_DIRECTIONS_
Please retype the records below exactly, leaving out any pictures.

◆ ◆ ◆ ◆

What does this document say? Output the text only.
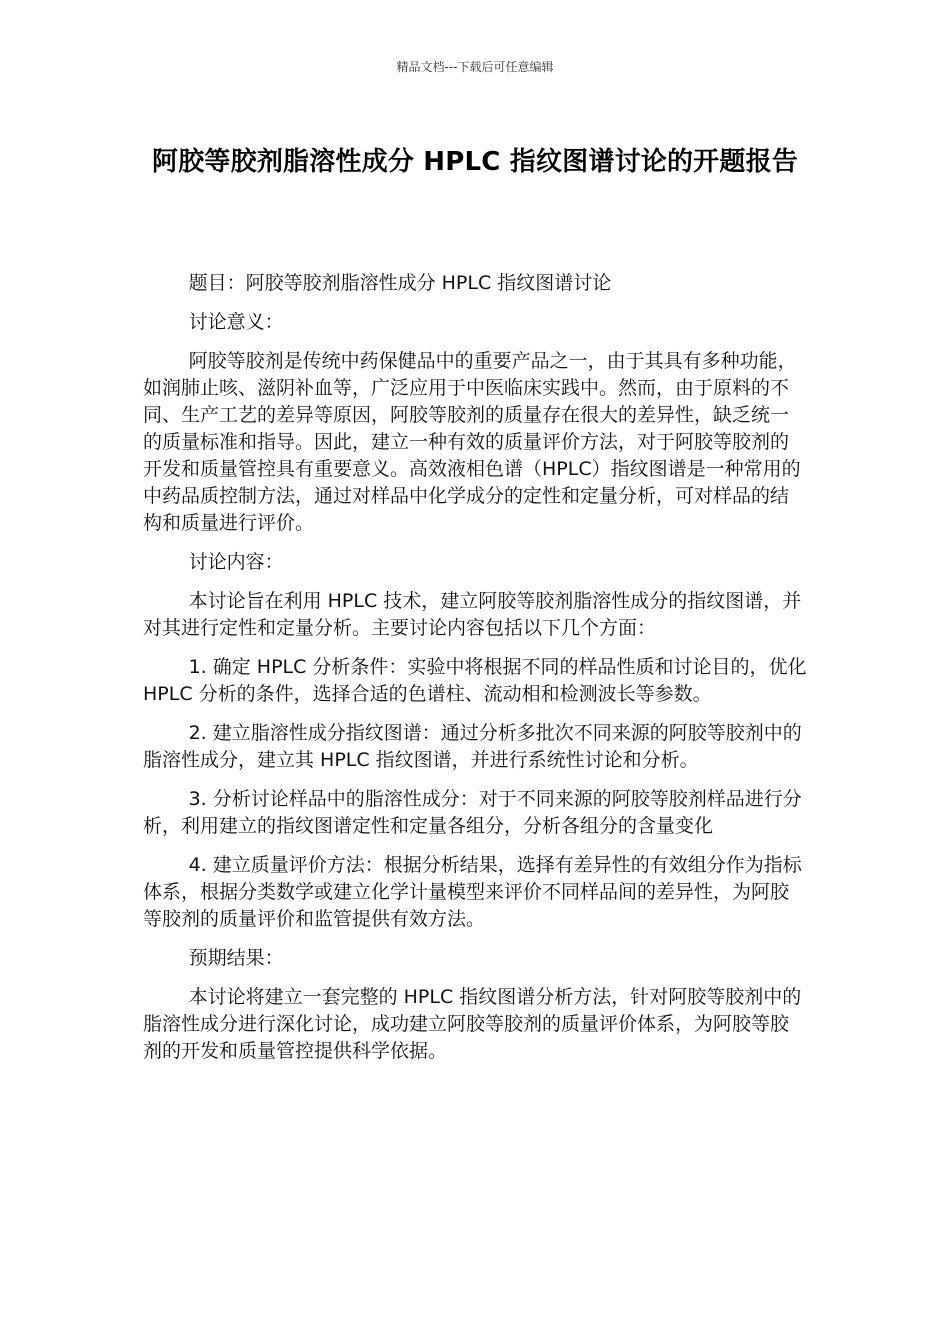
精品文档---下载后可任意编辑
阿胶等胶剂脂溶性成分 HPLC 指纹图谱讨论的开题报告

题目：阿胶等胶剂脂溶性成分 HPLC 指纹图谱讨论

讨论意义：

阿胶等胶剂是传统中药保健品中的重要产品之一，由于其具有多种功能，如润肺止咳、滋阴补血等，广泛应用于中医临床实践中。然而，由于原料的不同、生产工艺的差异等原因，阿胶等胶剂的质量存在很大的差异性，缺乏统一的质量标准和指导。因此，建立一种有效的质量评价方法，对于阿胶等胶剂的开发和质量管控具有重要意义。高效液相色谱（HPLC）指纹图谱是一种常用的中药品质控制方法，通过对样品中化学成分的定性和定量分析，可对样品的结构和质量进行评价。

讨论内容：

本讨论旨在利用 HPLC 技术，建立阿胶等胶剂脂溶性成分的指纹图谱，并对其进行定性和定量分析。主要讨论内容包括以下几个方面：

1. 确定 HPLC 分析条件：实验中将根据不同的样品性质和讨论目的，优化 HPLC 分析的条件，选择合适的色谱柱、流动相和检测波长等参数。

2. 建立脂溶性成分指纹图谱：通过分析多批次不同来源的阿胶等胶剂中的脂溶性成分，建立其 HPLC 指纹图谱，并进行系统性讨论和分析。

3. 分析讨论样品中的脂溶性成分：对于不同来源的阿胶等胶剂样品进行分析，利用建立的指纹图谱定性和定量各组分，分析各组分的含量变化

4. 建立质量评价方法：根据分析结果，选择有差异性的有效组分作为指标体系，根据分类数学或建立化学计量模型来评价不同样品间的差异性，为阿胶等胶剂的质量评价和监管提供有效方法。

预期结果：

本讨论将建立一套完整的 HPLC 指纹图谱分析方法，针对阿胶等胶剂中的脂溶性成分进行深化讨论，成功建立阿胶等胶剂的质量评价体系，为阿胶等胶剂的开发和质量管控提供科学依据。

◆ ◆ ◆ ◆

_FULL OUTPUT_
What does this document say? Output the text only.
精品文档---下载后可任意编辑
阿胶等胶剂脂溶性成分 HPLC 指纹图谱讨论的开题报告

题目：阿胶等胶剂脂溶性成分 HPLC 指纹图谱讨论

讨论意义：

阿胶等胶剂是传统中药保健品中的重要产品之一，由于其具有多种功能，如润肺止咳、滋阴补血等，广泛应用于中医临床实践中。然而，由于原料的不同、生产工艺的差异等原因，阿胶等胶剂的质量存在很大的差异性，缺乏统一的质量标准和指导。因此，建立一种有效的质量评价方法，对于阿胶等胶剂的开发和质量管控具有重要意义。高效液相色谱（HPLC）指纹图谱是一种常用的中药品质控制方法，通过对样品中化学成分的定性和定量分析，可对样品的结构和质量进行评价。

讨论内容：

本讨论旨在利用 HPLC 技术，建立阿胶等胶剂脂溶性成分的指纹图谱，并对其进行定性和定量分析。主要讨论内容包括以下几个方面：

1. 确定 HPLC 分析条件：实验中将根据不同的样品性质和讨论目的，优化 HPLC 分析的条件，选择合适的色谱柱、流动相和检测波长等参数。

2. 建立脂溶性成分指纹图谱：通过分析多批次不同来源的阿胶等胶剂中的脂溶性成分，建立其 HPLC 指纹图谱，并进行系统性讨论和分析。

3. 分析讨论样品中的脂溶性成分：对于不同来源的阿胶等胶剂样品进行分析，利用建立的指纹图谱定性和定量各组分，分析各组分的含量变化

4. 建立质量评价方法：根据分析结果，选择有差异性的有效组分作为指标体系，根据分类数学或建立化学计量模型来评价不同样品间的差异性，为阿胶等胶剂的质量评价和监管提供有效方法。

预期结果：

本讨论将建立一套完整的 HPLC 指纹图谱分析方法，针对阿胶等胶剂中的脂溶性成分进行深化讨论，成功建立阿胶等胶剂的质量评价体系，为阿胶等胶剂的开发和质量管控提供科学依据。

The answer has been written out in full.